--- RECORDS SHOWN ---
☆ ☆ ☆ ☆
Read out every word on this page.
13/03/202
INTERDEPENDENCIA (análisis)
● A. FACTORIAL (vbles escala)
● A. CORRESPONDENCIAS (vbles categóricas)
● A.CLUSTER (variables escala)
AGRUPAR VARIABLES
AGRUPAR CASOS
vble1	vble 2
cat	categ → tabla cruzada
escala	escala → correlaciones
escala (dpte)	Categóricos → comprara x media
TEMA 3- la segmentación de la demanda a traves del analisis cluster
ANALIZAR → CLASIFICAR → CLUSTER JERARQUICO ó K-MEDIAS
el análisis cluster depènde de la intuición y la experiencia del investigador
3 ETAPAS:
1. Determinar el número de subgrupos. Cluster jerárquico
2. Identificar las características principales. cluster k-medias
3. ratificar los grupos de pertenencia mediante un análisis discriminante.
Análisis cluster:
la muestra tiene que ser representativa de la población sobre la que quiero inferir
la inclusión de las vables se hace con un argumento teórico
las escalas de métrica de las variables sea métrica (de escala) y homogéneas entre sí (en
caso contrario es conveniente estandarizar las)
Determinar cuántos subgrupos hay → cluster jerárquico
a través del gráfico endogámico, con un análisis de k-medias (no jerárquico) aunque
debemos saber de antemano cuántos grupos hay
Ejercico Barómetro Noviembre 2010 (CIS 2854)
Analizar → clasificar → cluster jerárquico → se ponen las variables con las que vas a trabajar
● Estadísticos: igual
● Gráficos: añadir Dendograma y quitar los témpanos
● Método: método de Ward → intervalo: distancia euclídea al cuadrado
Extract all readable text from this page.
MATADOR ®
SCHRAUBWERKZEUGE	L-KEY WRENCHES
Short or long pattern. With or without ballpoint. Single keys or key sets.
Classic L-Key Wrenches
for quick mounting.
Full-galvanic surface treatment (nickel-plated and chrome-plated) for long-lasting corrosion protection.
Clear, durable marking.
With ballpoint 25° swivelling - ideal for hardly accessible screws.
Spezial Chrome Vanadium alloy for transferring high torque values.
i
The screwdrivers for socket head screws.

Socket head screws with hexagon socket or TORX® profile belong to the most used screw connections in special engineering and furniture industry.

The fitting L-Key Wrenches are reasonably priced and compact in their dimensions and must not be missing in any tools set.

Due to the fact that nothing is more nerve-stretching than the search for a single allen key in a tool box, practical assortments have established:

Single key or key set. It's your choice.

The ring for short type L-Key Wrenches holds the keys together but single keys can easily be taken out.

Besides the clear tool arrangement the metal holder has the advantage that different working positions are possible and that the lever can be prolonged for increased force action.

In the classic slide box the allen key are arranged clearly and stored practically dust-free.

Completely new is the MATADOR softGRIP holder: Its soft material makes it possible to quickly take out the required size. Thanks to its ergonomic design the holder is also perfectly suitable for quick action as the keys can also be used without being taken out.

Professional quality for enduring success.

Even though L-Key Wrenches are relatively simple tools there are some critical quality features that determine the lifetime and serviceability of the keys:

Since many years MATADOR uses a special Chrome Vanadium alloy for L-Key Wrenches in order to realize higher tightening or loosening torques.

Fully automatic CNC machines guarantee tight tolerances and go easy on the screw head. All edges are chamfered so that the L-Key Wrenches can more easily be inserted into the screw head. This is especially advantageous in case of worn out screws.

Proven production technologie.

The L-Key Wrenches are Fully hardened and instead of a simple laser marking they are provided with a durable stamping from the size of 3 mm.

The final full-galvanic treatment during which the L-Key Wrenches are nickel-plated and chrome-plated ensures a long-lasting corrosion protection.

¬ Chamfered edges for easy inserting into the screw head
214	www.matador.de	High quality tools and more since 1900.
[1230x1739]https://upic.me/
☆ ☆ ☆ ☆
Locate the lines above that hold the word "into". Show every one of them.

Fully automatic CNC machines guarantee tight tolerances and go easy on the screw head. All edges are chamfered so that the L-Key Wrenches can more easily be inserted into the screw head. This is especially advantageous in case of worn out screws.
¬ Chamfered edges for easy inserting into the screw head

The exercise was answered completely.